══ The records ══

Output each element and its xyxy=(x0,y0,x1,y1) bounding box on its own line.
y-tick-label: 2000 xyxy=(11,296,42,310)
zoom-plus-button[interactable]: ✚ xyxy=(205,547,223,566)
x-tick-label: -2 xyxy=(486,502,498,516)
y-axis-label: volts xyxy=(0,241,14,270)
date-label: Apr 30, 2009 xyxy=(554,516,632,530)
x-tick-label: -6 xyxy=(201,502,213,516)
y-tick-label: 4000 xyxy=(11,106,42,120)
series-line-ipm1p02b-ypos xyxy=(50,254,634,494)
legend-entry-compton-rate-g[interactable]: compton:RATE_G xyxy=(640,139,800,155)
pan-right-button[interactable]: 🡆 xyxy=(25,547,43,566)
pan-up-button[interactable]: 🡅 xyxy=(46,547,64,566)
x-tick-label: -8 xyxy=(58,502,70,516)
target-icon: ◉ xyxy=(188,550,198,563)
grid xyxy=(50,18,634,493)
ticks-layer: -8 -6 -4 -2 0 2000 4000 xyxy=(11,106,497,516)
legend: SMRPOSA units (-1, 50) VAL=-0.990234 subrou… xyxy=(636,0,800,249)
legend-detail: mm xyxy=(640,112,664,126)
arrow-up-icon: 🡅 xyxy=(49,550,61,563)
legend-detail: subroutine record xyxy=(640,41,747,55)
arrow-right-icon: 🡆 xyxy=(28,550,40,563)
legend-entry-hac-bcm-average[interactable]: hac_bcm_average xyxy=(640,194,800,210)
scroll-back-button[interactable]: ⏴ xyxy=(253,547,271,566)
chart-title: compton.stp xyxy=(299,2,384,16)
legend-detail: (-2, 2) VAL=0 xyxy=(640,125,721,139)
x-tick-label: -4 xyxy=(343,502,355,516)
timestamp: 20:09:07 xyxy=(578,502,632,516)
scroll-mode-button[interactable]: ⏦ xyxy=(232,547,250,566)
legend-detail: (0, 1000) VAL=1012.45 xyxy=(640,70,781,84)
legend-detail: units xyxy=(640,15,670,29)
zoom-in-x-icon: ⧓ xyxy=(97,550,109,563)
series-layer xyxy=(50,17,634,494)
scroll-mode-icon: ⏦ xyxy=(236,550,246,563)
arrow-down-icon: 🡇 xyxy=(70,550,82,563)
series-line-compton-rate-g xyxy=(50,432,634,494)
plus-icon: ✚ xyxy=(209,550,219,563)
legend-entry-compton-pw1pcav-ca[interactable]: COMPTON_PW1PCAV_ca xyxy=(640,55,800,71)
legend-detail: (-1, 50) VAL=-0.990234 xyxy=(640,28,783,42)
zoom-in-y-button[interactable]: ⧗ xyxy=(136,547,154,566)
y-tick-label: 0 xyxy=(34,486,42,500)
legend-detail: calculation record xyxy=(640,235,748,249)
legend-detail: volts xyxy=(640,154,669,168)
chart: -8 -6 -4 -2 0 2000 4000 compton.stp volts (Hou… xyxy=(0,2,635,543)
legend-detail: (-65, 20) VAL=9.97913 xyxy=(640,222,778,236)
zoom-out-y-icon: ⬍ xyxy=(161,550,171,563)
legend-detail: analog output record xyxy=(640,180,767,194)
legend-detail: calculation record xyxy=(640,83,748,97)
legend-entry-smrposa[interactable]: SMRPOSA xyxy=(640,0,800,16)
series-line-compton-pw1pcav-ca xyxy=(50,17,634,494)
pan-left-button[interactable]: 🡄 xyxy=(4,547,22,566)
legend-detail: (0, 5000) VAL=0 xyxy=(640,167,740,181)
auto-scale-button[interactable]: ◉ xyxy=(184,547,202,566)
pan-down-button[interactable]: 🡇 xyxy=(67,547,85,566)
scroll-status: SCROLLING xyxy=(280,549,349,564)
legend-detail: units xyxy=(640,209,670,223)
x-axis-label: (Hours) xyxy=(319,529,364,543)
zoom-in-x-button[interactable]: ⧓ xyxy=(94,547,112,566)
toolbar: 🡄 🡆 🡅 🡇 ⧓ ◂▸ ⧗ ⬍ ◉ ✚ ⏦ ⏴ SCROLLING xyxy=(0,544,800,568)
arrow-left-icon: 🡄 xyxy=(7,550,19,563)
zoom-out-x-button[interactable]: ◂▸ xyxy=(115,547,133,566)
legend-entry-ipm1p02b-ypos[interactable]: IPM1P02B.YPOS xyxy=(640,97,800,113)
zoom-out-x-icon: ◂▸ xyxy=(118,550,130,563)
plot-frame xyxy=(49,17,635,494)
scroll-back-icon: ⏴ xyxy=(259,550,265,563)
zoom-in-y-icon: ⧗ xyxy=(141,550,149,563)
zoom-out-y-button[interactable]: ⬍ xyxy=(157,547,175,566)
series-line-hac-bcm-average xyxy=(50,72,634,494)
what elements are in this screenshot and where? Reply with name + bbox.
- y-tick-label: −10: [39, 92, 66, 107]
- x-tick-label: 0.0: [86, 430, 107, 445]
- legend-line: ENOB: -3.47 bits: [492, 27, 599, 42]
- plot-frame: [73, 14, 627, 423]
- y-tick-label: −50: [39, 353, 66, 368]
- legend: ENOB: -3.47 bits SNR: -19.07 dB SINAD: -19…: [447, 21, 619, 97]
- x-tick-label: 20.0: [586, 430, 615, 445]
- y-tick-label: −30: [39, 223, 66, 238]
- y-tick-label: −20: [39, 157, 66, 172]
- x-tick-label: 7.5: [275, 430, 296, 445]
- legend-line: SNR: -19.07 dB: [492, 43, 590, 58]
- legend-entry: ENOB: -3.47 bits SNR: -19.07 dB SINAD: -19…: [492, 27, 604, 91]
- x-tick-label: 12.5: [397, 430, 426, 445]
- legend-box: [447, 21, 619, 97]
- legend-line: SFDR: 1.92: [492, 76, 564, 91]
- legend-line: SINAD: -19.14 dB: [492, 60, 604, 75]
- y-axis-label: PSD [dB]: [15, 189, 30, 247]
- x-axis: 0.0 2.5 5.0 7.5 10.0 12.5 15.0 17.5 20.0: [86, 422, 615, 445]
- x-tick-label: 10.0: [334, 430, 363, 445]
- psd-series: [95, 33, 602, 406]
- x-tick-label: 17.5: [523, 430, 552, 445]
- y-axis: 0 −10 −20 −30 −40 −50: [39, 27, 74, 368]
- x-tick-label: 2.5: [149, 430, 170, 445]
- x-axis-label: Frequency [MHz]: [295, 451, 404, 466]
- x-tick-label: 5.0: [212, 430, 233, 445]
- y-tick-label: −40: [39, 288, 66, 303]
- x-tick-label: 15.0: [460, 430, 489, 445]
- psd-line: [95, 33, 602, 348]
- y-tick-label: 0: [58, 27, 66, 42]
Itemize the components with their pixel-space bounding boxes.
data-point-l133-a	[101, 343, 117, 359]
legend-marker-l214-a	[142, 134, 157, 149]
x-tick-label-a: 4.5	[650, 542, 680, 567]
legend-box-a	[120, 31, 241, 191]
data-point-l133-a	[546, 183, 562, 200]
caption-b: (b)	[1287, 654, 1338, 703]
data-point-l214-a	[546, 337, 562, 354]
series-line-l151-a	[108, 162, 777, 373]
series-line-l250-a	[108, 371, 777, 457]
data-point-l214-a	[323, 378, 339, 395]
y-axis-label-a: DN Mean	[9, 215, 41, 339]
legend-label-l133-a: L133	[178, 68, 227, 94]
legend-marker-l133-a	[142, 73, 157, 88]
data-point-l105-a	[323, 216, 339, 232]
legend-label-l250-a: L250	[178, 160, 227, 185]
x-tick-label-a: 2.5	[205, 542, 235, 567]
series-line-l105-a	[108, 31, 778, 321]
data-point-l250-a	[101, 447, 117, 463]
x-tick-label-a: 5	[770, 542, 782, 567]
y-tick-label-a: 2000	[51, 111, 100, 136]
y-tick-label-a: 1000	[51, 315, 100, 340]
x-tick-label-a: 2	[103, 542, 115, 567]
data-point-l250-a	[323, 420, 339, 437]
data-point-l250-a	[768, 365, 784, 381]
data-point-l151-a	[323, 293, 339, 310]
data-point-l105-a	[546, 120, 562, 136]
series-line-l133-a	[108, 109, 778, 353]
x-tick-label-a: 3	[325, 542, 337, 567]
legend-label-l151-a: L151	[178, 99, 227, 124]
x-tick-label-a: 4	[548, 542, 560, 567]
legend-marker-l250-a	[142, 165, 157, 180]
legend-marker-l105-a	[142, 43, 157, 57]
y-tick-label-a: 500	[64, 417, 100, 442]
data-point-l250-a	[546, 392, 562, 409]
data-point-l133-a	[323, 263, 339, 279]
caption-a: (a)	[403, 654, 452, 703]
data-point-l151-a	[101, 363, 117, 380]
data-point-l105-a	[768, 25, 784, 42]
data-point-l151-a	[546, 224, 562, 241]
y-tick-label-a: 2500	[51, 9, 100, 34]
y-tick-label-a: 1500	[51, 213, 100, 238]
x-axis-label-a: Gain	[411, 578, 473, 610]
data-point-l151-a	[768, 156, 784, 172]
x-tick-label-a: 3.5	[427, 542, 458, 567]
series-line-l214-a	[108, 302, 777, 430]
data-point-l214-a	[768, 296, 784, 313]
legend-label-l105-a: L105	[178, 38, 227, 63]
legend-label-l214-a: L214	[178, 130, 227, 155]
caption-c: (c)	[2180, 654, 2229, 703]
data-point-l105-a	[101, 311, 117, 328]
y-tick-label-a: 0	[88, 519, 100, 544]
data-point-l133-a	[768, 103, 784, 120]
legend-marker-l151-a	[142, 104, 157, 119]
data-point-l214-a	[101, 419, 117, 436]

═══

Short task. Starting at the first row and ending at the row that contains "scroll-mode-button[interactable]: ⏦ xyxy=(232,547,250,566)", switch every "legend-detail" to "legend-note" and write out only those rows, leaving everything else unchanged.

Task solution.
Output each element and its xyxy=(x0,y0,x1,y1) bounding box on its own line.
y-tick-label: 2000 xyxy=(11,296,42,310)
zoom-plus-button[interactable]: ✚ xyxy=(205,547,223,566)
x-tick-label: -2 xyxy=(486,502,498,516)
y-axis-label: volts xyxy=(0,241,14,270)
date-label: Apr 30, 2009 xyxy=(554,516,632,530)
x-tick-label: -6 xyxy=(201,502,213,516)
y-tick-label: 4000 xyxy=(11,106,42,120)
series-line-ipm1p02b-ypos xyxy=(50,254,634,494)
legend-entry-compton-rate-g[interactable]: compton:RATE_G xyxy=(640,139,800,155)
pan-right-button[interactable]: 🡆 xyxy=(25,547,43,566)
pan-up-button[interactable]: 🡅 xyxy=(46,547,64,566)
x-tick-label: -8 xyxy=(58,502,70,516)
target-icon: ◉ xyxy=(188,550,198,563)
grid xyxy=(50,18,634,493)
ticks-layer: -8 -6 -4 -2 0 2000 4000 xyxy=(11,106,497,516)
legend: SMRPOSA units (-1, 50) VAL=-0.990234 subrou… xyxy=(636,0,800,249)
legend-note: mm xyxy=(640,112,664,126)
arrow-up-icon: 🡅 xyxy=(49,550,61,563)
legend-note: subroutine record xyxy=(640,41,747,55)
arrow-right-icon: 🡆 xyxy=(28,550,40,563)
legend-entry-hac-bcm-average[interactable]: hac_bcm_average xyxy=(640,194,800,210)
scroll-back-button[interactable]: ⏴ xyxy=(253,547,271,566)
chart-title: compton.stp xyxy=(299,2,384,16)
legend-note: (-2, 2) VAL=0 xyxy=(640,125,721,139)
x-tick-label: -4 xyxy=(343,502,355,516)
timestamp: 20:09:07 xyxy=(578,502,632,516)
scroll-mode-button[interactable]: ⏦ xyxy=(232,547,250,566)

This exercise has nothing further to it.